Qué hay que hacer =>
Contesta con lo que dice el texto sobre Ballard:
(a) ¿Con quiénes pasó Ballard el cautiverio?
(b) ¿Cómo termina la película de Spielberg?
(c) ¿En qué años volvieron a verse Ballard y su padre?

Texto para leer =>
----

En relación con el material novelado, Ballard hace una revelación significativa. El escritor compartió el cautiverio con sus padres y hermana pequeña, y no como Jim, que aparece como un chico huérfano o abandonado. Lo recuerda así: “En la novela, la ruptura más importante con los acontecimientos reales es la ausencia de mis padres en Lunghua, Reflexioné detenidamente sobre este punto, pero me pareció que era más fiel a la verdad psicológica y emocional de los acontecimientos convertir a Jim en un huérfano de guerra”. En efecto, en la medida que la materia de novela, y también la experiencia biográfica del autor en este episodio de su vida, es la de la ruptura del joven Jim con el mundo de la infancia (el ataúd infantil que se balancea en las aguas del río cuando el barco que lleva a Jim a Inglaterra deja el puerto de Shangai) parece congruente que los padres hayan desaparecido del escenario. De hecho, así ocurrió en la realidad. Las condiciones del cautiverio otorgaron al pequeño Ballard una forma de libertad que era incompatible con la experiencia de sus mayores en las mismas circunstancias. También aquí la película de Spielberg traiciona el espíritu de la novela y la memoria del autor. El filme concluye con un emotivo reencuentro de Jim con sus padres cuando la guerra ha terminado, y el correspondiente retorno al hogar familiar. Fue al revés. La familia de Ballard se separó al término de la contienda. Él, su madre y su hermana partieron hacia Inglaterra pero su padre que quedó en China al frente del negocio de industria textil que le retenía en Shangai y que era la razón de su estancia en China. Ballard contempla desde la cubierta de popa del vapor Arrawa cómo la ciudad queda atrás y, entre la gente que ha acudido al puerto para despedir a los que parten hacia Inglaterra, ve a su padre que “en el último momento” se vuelve hacia él y le dice adiós con la mano, “y por una razón que un nunca he llegado a entender yo decidí no contestarle”. Cuando padre e hijo volvieron a verse en 1947 y luego en 1950, “para entonces nos habíamos distanciado, y él ya no desempeñaba ningún papel en las numerosas decisiones que yo había tomado respecto a mi futura carrera”.

----

[Filas tomadas de un conjunto de datos]
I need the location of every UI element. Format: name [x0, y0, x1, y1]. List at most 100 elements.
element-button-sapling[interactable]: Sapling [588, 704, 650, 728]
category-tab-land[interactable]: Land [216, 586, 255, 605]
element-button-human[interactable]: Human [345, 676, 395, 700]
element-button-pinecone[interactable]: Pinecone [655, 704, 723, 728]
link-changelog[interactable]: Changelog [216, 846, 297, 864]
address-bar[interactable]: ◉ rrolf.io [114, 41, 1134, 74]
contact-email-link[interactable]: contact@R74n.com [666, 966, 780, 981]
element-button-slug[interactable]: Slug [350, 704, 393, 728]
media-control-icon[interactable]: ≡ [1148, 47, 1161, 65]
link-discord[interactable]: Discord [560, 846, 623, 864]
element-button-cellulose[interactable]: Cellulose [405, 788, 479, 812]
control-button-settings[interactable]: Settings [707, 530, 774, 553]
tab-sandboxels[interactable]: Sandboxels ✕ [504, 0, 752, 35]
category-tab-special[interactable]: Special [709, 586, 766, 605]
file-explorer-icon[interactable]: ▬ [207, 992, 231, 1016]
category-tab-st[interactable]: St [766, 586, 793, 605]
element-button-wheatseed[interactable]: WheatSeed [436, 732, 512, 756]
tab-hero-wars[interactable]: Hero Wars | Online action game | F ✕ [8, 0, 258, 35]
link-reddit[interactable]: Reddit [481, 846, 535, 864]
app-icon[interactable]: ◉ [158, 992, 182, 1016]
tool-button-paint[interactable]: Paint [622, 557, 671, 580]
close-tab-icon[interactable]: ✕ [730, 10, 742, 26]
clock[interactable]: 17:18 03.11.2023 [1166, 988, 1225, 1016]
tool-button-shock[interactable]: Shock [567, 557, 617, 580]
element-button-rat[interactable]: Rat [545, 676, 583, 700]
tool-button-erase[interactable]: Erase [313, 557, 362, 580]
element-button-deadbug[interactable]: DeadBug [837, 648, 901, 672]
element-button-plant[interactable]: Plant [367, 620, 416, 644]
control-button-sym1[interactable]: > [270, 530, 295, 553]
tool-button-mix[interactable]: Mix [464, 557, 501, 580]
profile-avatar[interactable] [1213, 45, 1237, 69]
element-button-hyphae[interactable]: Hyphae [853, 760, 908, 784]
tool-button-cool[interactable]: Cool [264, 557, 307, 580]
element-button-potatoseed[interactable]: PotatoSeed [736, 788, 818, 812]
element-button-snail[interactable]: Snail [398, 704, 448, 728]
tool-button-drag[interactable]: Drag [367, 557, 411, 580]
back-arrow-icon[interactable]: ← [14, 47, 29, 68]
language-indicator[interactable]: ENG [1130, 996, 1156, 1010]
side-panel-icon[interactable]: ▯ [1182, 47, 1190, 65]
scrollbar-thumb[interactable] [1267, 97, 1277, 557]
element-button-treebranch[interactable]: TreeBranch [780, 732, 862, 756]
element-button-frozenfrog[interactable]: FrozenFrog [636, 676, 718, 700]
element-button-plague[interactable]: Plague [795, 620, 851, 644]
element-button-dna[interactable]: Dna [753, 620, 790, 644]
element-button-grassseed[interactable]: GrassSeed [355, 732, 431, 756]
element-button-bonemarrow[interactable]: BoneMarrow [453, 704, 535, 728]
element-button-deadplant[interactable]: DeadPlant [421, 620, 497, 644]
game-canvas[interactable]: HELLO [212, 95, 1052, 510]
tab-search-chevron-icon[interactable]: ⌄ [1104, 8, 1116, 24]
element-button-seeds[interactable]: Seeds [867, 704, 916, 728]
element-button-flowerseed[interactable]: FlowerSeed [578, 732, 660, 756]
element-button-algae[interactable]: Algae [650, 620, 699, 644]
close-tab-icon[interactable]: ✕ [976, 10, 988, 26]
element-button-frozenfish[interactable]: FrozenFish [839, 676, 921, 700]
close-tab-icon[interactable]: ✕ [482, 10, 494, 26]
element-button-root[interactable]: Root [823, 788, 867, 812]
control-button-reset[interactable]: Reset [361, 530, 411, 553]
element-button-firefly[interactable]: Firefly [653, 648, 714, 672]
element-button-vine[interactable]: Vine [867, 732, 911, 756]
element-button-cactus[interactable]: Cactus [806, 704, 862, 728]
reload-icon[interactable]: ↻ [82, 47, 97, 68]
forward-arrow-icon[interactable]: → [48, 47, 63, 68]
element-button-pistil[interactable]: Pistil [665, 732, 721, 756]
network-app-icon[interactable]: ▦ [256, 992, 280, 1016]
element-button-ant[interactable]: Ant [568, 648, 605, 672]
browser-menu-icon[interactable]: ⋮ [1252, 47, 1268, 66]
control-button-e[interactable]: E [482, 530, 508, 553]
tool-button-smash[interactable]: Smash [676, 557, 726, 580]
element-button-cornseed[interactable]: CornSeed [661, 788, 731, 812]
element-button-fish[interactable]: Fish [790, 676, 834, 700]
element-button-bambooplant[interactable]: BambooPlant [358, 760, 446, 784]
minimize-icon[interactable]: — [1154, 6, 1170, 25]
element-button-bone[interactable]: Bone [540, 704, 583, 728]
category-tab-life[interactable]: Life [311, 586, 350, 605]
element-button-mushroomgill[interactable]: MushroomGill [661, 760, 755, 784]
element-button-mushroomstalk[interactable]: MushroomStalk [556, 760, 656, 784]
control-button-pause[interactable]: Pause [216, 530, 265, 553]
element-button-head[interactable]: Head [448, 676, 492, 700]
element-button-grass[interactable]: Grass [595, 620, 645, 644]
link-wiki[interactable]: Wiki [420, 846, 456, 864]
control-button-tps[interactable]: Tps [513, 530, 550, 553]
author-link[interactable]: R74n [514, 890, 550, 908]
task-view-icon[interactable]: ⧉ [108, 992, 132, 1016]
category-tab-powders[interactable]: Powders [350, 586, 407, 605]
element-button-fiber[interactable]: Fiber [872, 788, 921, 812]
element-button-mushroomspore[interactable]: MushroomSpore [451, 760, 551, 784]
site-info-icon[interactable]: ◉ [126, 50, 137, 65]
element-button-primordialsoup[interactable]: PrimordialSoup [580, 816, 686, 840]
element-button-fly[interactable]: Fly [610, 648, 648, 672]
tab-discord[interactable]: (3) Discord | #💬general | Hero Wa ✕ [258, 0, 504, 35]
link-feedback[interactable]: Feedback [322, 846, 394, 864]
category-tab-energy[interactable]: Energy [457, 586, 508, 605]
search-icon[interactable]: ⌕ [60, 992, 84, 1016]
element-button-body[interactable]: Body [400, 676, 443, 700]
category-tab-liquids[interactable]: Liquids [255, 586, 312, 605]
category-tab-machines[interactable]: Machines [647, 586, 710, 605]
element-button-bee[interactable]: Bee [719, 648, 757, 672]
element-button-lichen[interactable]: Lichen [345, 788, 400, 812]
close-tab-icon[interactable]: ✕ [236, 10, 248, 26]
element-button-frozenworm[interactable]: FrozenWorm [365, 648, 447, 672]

----

Resultado =>
(a) Con sus padres y su hermana pequeña.
(b) Con un emotivo reencuentro de Jim con sus padres cuando la guerra ha terminado y su vuelta al hogar familiar.
(c) En 1947 y en 1950.